Your goal - Reproduce each of the items below word for word, line by line, with nothing added or changed.

Records provided -
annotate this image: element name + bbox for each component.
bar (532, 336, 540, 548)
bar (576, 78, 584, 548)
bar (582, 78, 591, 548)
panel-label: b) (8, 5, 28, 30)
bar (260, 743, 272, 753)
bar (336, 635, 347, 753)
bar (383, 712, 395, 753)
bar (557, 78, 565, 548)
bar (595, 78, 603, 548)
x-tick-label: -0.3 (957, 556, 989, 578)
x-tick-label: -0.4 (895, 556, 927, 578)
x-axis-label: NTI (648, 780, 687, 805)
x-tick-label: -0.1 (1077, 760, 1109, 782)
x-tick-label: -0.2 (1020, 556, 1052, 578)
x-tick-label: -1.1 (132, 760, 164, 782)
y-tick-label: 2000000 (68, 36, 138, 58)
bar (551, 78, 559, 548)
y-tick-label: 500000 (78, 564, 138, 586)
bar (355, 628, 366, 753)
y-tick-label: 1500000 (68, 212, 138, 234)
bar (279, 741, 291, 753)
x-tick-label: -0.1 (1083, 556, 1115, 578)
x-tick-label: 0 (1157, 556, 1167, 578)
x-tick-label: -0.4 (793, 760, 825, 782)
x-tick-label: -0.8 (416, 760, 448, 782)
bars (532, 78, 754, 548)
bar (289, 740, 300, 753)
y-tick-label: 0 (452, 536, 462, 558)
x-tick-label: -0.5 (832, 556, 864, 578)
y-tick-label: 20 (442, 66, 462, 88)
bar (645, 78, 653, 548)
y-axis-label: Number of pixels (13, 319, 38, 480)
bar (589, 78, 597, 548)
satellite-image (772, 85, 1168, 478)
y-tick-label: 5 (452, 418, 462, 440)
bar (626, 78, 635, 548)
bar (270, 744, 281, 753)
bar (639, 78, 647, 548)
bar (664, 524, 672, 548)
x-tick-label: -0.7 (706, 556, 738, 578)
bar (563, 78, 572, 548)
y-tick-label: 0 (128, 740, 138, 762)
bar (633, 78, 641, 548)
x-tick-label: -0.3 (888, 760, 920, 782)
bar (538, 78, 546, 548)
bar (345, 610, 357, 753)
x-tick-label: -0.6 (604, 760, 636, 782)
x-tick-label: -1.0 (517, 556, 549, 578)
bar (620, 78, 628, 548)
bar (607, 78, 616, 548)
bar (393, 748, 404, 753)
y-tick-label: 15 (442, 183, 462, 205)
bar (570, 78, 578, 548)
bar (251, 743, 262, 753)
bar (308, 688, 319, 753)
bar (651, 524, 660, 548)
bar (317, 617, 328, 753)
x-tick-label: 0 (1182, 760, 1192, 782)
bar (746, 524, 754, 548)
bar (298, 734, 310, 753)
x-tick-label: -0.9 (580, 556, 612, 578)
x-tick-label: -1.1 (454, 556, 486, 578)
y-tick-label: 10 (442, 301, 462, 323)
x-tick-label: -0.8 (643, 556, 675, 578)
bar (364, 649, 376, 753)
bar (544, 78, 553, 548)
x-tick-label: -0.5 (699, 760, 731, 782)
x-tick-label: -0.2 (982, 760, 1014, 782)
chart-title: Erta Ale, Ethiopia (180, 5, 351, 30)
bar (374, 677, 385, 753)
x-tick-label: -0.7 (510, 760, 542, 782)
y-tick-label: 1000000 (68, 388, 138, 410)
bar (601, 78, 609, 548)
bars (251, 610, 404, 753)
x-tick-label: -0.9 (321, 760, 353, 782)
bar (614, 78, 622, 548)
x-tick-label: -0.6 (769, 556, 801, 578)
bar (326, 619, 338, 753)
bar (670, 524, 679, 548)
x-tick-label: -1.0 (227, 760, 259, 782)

Complete output -
annotate this image: element name + bbox for each component.
bar (532, 336, 540, 548)
bar (576, 78, 584, 548)
bar (582, 78, 591, 548)
panel-label: b) (8, 5, 28, 30)
bar (260, 743, 272, 753)
bar (336, 635, 347, 753)
bar (383, 712, 395, 753)
bar (557, 78, 565, 548)
bar (595, 78, 603, 548)
x-tick-label: -0.3 (957, 556, 989, 578)
x-tick-label: -0.4 (895, 556, 927, 578)
x-axis-label: NTI (648, 780, 687, 805)
x-tick-label: -0.1 (1077, 760, 1109, 782)
x-tick-label: -0.2 (1020, 556, 1052, 578)
x-tick-label: -1.1 (132, 760, 164, 782)
y-tick-label: 2000000 (68, 36, 138, 58)
bar (551, 78, 559, 548)
y-tick-label: 500000 (78, 564, 138, 586)
bar (355, 628, 366, 753)
y-tick-label: 1500000 (68, 212, 138, 234)
bar (279, 741, 291, 753)
x-tick-label: -0.1 (1083, 556, 1115, 578)
x-tick-label: 0 (1157, 556, 1167, 578)
x-tick-label: -0.4 (793, 760, 825, 782)
x-tick-label: -0.8 (416, 760, 448, 782)
bars (532, 78, 754, 548)
bar (289, 740, 300, 753)
y-tick-label: 0 (452, 536, 462, 558)
x-tick-label: -0.5 (832, 556, 864, 578)
y-tick-label: 20 (442, 66, 462, 88)
bar (645, 78, 653, 548)
y-axis-label: Number of pixels (13, 319, 38, 480)
bar (589, 78, 597, 548)
satellite-image (772, 85, 1168, 478)
y-tick-label: 5 (452, 418, 462, 440)
bar (626, 78, 635, 548)
bar (270, 744, 281, 753)
bar (639, 78, 647, 548)
bar (664, 524, 672, 548)
x-tick-label: -0.7 (706, 556, 738, 578)
bar (563, 78, 572, 548)
y-tick-label: 0 (128, 740, 138, 762)
bar (633, 78, 641, 548)
x-tick-label: -0.3 (888, 760, 920, 782)
bar (538, 78, 546, 548)
bar (345, 610, 357, 753)
x-tick-label: -0.6 (604, 760, 636, 782)
x-tick-label: -1.0 (517, 556, 549, 578)
bar (620, 78, 628, 548)
bar (607, 78, 616, 548)
bar (393, 748, 404, 753)
y-tick-label: 15 (442, 183, 462, 205)
bar (570, 78, 578, 548)
bar (251, 743, 262, 753)
bar (308, 688, 319, 753)
bar (651, 524, 660, 548)
bar (317, 617, 328, 753)
x-tick-label: 0 (1182, 760, 1192, 782)
bar (746, 524, 754, 548)
bar (298, 734, 310, 753)
x-tick-label: -0.9 (580, 556, 612, 578)
x-tick-label: -1.1 (454, 556, 486, 578)
y-tick-label: 10 (442, 301, 462, 323)
x-tick-label: -0.8 (643, 556, 675, 578)
bar (364, 649, 376, 753)
bar (544, 78, 553, 548)
x-tick-label: -0.5 (699, 760, 731, 782)
x-tick-label: -0.2 (982, 760, 1014, 782)
chart-title: Erta Ale, Ethiopia (180, 5, 351, 30)
bar (374, 677, 385, 753)
x-tick-label: -0.7 (510, 760, 542, 782)
y-tick-label: 1000000 (68, 388, 138, 410)
bar (601, 78, 609, 548)
bars (251, 610, 404, 753)
x-tick-label: -0.9 (321, 760, 353, 782)
bar (614, 78, 622, 548)
x-tick-label: -0.6 (769, 556, 801, 578)
bar (326, 619, 338, 753)
bar (670, 524, 679, 548)
x-tick-label: -1.0 (227, 760, 259, 782)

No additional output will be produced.